Work to complete: Transcribe every entry word for word. Skip the pictures.

Excerpt from a dataset:

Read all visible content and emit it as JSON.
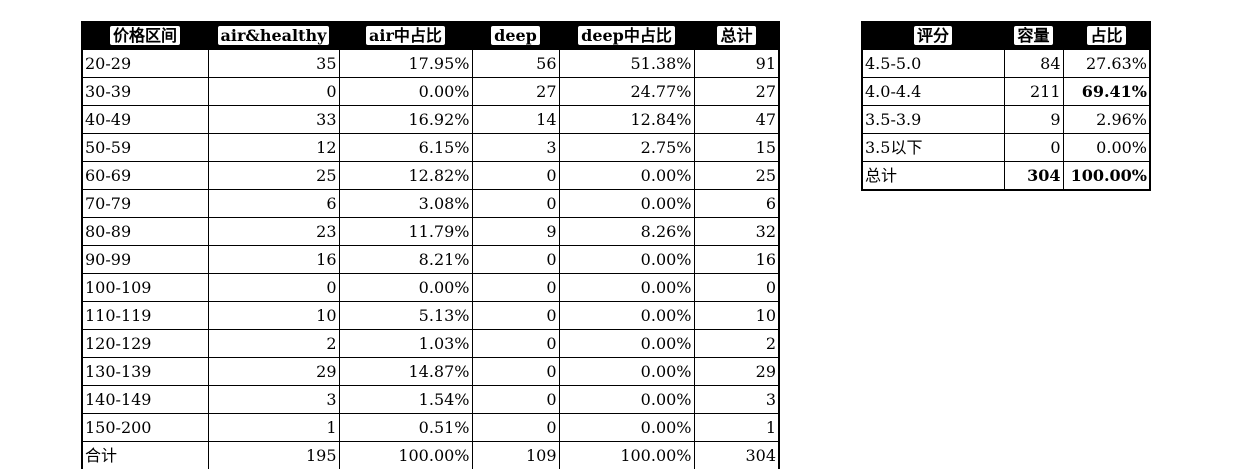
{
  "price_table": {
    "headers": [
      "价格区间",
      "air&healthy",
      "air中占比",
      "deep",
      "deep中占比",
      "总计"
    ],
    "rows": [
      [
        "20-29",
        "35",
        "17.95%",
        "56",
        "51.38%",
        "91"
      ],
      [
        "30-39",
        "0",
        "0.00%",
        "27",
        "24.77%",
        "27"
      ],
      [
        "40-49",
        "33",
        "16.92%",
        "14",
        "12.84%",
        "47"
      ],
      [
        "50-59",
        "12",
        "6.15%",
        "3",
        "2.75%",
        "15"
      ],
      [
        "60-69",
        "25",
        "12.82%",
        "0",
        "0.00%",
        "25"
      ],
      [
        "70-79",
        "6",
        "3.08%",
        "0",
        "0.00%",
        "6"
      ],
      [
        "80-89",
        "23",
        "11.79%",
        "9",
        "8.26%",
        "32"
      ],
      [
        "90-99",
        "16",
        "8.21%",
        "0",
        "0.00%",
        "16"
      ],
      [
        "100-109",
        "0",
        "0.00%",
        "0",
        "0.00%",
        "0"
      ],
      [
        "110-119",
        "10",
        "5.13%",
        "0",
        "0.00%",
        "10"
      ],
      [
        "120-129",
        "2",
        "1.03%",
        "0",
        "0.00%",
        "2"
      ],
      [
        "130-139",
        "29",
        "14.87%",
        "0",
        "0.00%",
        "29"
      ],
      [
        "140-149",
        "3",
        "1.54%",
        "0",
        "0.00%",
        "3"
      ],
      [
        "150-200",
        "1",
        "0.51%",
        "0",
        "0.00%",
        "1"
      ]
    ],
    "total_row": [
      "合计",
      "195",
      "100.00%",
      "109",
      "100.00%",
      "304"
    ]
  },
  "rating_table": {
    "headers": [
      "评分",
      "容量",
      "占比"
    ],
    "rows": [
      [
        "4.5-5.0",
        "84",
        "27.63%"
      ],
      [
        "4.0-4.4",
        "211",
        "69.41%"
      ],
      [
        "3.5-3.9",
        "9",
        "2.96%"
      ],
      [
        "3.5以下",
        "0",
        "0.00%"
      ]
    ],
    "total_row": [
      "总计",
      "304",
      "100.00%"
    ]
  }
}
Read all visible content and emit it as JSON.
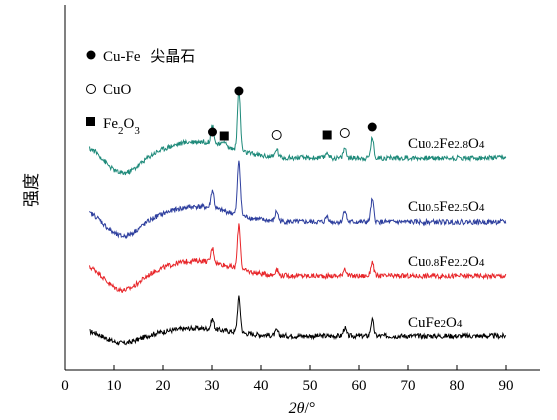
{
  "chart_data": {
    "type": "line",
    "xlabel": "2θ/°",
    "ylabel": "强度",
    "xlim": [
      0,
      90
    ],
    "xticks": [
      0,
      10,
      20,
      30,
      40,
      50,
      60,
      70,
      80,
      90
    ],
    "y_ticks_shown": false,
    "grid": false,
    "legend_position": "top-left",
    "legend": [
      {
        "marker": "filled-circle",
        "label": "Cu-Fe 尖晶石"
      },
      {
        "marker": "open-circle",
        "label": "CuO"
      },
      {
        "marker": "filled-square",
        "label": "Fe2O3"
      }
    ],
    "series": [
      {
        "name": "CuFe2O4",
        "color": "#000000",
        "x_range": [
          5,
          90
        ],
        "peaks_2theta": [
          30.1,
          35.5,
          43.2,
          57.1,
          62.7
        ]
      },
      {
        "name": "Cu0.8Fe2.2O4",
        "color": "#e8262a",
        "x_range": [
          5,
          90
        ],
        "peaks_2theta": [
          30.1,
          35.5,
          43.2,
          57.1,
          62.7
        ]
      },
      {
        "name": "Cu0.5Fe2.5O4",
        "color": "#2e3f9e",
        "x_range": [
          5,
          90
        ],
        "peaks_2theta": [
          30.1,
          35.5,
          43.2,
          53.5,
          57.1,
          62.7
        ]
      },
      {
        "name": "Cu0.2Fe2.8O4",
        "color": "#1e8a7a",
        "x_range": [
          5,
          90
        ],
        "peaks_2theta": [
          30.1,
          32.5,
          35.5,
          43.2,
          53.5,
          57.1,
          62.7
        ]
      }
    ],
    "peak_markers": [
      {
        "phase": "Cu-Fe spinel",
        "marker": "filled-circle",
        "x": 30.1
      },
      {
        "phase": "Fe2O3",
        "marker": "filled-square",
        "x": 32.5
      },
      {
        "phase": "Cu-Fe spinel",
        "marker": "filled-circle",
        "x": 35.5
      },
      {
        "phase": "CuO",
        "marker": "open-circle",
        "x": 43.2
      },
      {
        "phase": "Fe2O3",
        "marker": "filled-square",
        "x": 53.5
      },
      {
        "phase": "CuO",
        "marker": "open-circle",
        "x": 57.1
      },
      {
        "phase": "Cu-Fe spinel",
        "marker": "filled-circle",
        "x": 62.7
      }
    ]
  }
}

Written response:
Read all visible content and emit it as JSON.
{
  "price_table": {
    "headers": [
      "价格区间",
      "air&healthy",
      "air中占比",
      "deep",
      "deep中占比",
      "总计"
    ],
    "rows": [
      [
        "20-29",
        "35",
        "17.95%",
        "56",
        "51.38%",
        "91"
      ],
      [
        "30-39",
        "0",
        "0.00%",
        "27",
        "24.77%",
        "27"
      ],
      [
        "40-49",
        "33",
        "16.92%",
        "14",
        "12.84%",
        "47"
      ],
      [
        "50-59",
        "12",
        "6.15%",
        "3",
        "2.75%",
        "15"
      ],
      [
        "60-69",
        "25",
        "12.82%",
        "0",
        "0.00%",
        "25"
      ],
      [
        "70-79",
        "6",
        "3.08%",
        "0",
        "0.00%",
        "6"
      ],
      [
        "80-89",
        "23",
        "11.79%",
        "9",
        "8.26%",
        "32"
      ],
      [
        "90-99",
        "16",
        "8.21%",
        "0",
        "0.00%",
        "16"
      ],
      [
        "100-109",
        "0",
        "0.00%",
        "0",
        "0.00%",
        "0"
      ],
      [
        "110-119",
        "10",
        "5.13%",
        "0",
        "0.00%",
        "10"
      ],
      [
        "120-129",
        "2",
        "1.03%",
        "0",
        "0.00%",
        "2"
      ],
      [
        "130-139",
        "29",
        "14.87%",
        "0",
        "0.00%",
        "29"
      ],
      [
        "140-149",
        "3",
        "1.54%",
        "0",
        "0.00%",
        "3"
      ],
      [
        "150-200",
        "1",
        "0.51%",
        "0",
        "0.00%",
        "1"
      ]
    ],
    "total_row": [
      "合计",
      "195",
      "100.00%",
      "109",
      "100.00%",
      "304"
    ]
  },
  "rating_table": {
    "headers": [
      "评分",
      "容量",
      "占比"
    ],
    "rows": [
      [
        "4.5-5.0",
        "84",
        "27.63%"
      ],
      [
        "4.0-4.4",
        "211",
        "69.41%"
      ],
      [
        "3.5-3.9",
        "9",
        "2.96%"
      ],
      [
        "3.5以下",
        "0",
        "0.00%"
      ]
    ],
    "total_row": [
      "总计",
      "304",
      "100.00%"
    ]
  }
}
Read all visible content and emit it as JSON.
{
  "chart_data": {
    "type": "line",
    "xlabel": "2θ/°",
    "ylabel": "强度",
    "xlim": [
      0,
      90
    ],
    "xticks": [
      0,
      10,
      20,
      30,
      40,
      50,
      60,
      70,
      80,
      90
    ],
    "y_ticks_shown": false,
    "grid": false,
    "legend_position": "top-left",
    "legend": [
      {
        "marker": "filled-circle",
        "label": "Cu-Fe 尖晶石"
      },
      {
        "marker": "open-circle",
        "label": "CuO"
      },
      {
        "marker": "filled-square",
        "label": "Fe2O3"
      }
    ],
    "series": [
      {
        "name": "CuFe2O4",
        "color": "#000000",
        "x_range": [
          5,
          90
        ],
        "peaks_2theta": [
          30.1,
          35.5,
          43.2,
          57.1,
          62.7
        ]
      },
      {
        "name": "Cu0.8Fe2.2O4",
        "color": "#e8262a",
        "x_range": [
          5,
          90
        ],
        "peaks_2theta": [
          30.1,
          35.5,
          43.2,
          57.1,
          62.7
        ]
      },
      {
        "name": "Cu0.5Fe2.5O4",
        "color": "#2e3f9e",
        "x_range": [
          5,
          90
        ],
        "peaks_2theta": [
          30.1,
          35.5,
          43.2,
          53.5,
          57.1,
          62.7
        ]
      },
      {
        "name": "Cu0.2Fe2.8O4",
        "color": "#1e8a7a",
        "x_range": [
          5,
          90
        ],
        "peaks_2theta": [
          30.1,
          32.5,
          35.5,
          43.2,
          53.5,
          57.1,
          62.7
        ]
      }
    ],
    "peak_markers": [
      {
        "phase": "Cu-Fe spinel",
        "marker": "filled-circle",
        "x": 30.1
      },
      {
        "phase": "Fe2O3",
        "marker": "filled-square",
        "x": 32.5
      },
      {
        "phase": "Cu-Fe spinel",
        "marker": "filled-circle",
        "x": 35.5
      },
      {
        "phase": "CuO",
        "marker": "open-circle",
        "x": 43.2
      },
      {
        "phase": "Fe2O3",
        "marker": "filled-square",
        "x": 53.5
      },
      {
        "phase": "CuO",
        "marker": "open-circle",
        "x": 57.1
      },
      {
        "phase": "Cu-Fe spinel",
        "marker": "filled-circle",
        "x": 62.7
      }
    ]
  }
}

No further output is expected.